## start PROVIDED DATA
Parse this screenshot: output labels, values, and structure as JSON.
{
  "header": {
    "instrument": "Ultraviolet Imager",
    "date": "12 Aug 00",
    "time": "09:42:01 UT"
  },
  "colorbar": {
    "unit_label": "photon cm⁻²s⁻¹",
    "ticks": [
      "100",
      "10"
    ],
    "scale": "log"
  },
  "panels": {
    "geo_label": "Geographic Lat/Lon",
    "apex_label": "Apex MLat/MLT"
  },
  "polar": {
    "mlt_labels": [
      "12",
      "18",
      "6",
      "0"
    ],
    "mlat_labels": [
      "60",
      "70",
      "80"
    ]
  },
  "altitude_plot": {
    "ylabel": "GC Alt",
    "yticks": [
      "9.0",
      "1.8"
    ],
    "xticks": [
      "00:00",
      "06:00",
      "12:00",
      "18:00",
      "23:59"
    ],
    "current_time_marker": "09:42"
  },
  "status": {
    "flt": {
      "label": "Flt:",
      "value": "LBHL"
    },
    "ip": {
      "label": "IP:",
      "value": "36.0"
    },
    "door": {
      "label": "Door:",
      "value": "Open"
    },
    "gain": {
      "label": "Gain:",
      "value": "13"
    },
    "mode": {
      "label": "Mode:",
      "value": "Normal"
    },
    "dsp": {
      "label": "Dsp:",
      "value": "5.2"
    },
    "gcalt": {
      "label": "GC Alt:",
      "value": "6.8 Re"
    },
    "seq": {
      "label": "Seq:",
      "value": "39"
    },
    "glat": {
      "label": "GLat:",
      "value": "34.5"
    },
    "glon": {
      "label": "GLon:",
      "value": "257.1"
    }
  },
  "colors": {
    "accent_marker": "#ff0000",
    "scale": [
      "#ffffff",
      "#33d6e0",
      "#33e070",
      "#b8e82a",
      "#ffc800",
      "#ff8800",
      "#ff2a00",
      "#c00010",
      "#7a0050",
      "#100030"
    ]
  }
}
## end PROVIDED DATA
**DESCRIPTION OF THE TASK:** Print every entry exactly as it appears.

**RESPONSE:**
Parse this screenshot: output labels, values, and structure as JSON.
{
  "header": {
    "instrument": "Ultraviolet Imager",
    "date": "12 Aug 00",
    "time": "09:42:01 UT"
  },
  "colorbar": {
    "unit_label": "photon cm⁻²s⁻¹",
    "ticks": [
      "100",
      "10"
    ],
    "scale": "log"
  },
  "panels": {
    "geo_label": "Geographic Lat/Lon",
    "apex_label": "Apex MLat/MLT"
  },
  "polar": {
    "mlt_labels": [
      "12",
      "18",
      "6",
      "0"
    ],
    "mlat_labels": [
      "60",
      "70",
      "80"
    ]
  },
  "altitude_plot": {
    "ylabel": "GC Alt",
    "yticks": [
      "9.0",
      "1.8"
    ],
    "xticks": [
      "00:00",
      "06:00",
      "12:00",
      "18:00",
      "23:59"
    ],
    "current_time_marker": "09:42"
  },
  "status": {
    "flt": {
      "label": "Flt:",
      "value": "LBHL"
    },
    "ip": {
      "label": "IP:",
      "value": "36.0"
    },
    "door": {
      "label": "Door:",
      "value": "Open"
    },
    "gain": {
      "label": "Gain:",
      "value": "13"
    },
    "mode": {
      "label": "Mode:",
      "value": "Normal"
    },
    "dsp": {
      "label": "Dsp:",
      "value": "5.2"
    },
    "gcalt": {
      "label": "GC Alt:",
      "value": "6.8 Re"
    },
    "seq": {
      "label": "Seq:",
      "value": "39"
    },
    "glat": {
      "label": "GLat:",
      "value": "34.5"
    },
    "glon": {
      "label": "GLon:",
      "value": "257.1"
    }
  },
  "colors": {
    "accent_marker": "#ff0000",
    "scale": [
      "#ffffff",
      "#33d6e0",
      "#33e070",
      "#b8e82a",
      "#ffc800",
      "#ff8800",
      "#ff2a00",
      "#c00010",
      "#7a0050",
      "#100030"
    ]
  }
}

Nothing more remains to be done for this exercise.